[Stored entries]
....................
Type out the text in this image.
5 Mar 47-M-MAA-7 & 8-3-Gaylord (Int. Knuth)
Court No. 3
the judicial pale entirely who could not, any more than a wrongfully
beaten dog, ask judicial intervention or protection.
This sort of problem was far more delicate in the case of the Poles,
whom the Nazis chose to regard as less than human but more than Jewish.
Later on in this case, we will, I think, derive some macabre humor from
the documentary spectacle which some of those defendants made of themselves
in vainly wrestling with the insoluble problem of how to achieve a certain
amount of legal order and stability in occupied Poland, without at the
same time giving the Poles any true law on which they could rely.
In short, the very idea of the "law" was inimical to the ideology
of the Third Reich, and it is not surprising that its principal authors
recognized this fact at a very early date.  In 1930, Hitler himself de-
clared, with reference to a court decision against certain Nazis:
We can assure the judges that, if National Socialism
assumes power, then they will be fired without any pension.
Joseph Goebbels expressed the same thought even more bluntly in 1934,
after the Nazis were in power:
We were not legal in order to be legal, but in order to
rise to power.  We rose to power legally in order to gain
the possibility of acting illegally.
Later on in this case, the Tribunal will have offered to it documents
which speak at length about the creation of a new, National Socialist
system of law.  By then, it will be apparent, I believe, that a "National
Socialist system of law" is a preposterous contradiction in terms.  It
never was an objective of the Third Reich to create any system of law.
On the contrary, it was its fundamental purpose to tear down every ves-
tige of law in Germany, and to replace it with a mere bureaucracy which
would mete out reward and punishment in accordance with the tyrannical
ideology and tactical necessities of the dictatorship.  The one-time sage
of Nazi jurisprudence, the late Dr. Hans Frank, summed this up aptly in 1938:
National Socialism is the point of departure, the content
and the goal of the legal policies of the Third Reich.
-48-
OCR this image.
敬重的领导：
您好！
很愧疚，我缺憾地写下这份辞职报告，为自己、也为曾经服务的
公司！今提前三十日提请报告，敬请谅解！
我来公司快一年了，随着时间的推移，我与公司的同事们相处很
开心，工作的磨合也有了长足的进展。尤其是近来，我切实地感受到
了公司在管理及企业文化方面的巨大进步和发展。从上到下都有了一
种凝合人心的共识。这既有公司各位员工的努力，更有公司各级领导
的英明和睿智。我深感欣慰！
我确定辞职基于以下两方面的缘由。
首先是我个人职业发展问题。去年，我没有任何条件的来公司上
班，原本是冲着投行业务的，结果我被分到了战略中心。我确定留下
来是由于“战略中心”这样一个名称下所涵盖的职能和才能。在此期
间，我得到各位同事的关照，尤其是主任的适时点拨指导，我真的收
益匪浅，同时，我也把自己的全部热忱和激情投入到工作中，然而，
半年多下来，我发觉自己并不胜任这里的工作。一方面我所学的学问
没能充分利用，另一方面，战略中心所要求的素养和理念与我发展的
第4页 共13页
....................
GIVEN PROBLEM: How many lines in the listing contain "without"? Answer with the number alone.

THE RESULT: 2